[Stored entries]

=====

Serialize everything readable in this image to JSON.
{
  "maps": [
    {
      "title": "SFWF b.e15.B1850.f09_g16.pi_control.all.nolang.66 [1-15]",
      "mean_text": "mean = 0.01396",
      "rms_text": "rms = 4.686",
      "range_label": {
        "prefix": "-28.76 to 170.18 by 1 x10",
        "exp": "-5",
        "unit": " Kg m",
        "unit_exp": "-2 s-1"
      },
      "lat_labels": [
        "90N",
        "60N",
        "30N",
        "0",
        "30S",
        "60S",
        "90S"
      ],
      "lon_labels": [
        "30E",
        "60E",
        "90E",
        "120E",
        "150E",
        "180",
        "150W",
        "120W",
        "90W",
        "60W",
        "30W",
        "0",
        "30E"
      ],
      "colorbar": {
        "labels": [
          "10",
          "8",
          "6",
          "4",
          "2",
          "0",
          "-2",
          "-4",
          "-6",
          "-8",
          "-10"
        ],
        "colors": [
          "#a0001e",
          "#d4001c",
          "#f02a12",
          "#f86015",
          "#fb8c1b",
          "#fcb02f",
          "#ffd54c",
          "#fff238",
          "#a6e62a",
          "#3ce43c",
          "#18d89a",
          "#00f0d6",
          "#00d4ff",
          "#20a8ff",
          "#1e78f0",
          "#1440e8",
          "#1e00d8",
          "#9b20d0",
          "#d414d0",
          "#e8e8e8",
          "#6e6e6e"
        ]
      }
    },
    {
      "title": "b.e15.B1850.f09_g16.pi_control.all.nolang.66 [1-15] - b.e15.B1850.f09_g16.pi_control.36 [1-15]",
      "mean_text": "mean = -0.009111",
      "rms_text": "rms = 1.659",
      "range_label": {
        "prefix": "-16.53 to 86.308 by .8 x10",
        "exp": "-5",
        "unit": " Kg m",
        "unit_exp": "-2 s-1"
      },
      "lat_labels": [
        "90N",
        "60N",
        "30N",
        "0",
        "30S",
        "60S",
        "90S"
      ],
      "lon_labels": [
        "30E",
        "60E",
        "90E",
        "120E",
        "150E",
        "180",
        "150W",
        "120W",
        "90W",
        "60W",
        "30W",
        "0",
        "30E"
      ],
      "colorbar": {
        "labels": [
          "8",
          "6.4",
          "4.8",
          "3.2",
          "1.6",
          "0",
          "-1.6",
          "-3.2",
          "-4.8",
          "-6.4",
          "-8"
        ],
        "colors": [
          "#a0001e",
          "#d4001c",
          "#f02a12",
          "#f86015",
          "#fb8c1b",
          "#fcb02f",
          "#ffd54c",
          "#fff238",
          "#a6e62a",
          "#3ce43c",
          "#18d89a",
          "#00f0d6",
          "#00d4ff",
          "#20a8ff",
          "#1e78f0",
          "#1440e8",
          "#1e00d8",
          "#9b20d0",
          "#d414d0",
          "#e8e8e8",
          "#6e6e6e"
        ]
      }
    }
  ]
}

=====

Gather every line from the listing above in which the word "nolang" appears.

§ Finished task:
      "title": "SFWF b.e15.B1850.f09_g16.pi_control.all.nolang.66 [1-15]",
      "title": "b.e15.B1850.f09_g16.pi_control.all.nolang.66 [1-15] - b.e15.B1850.f09_g16.pi_control.36 [1-15]",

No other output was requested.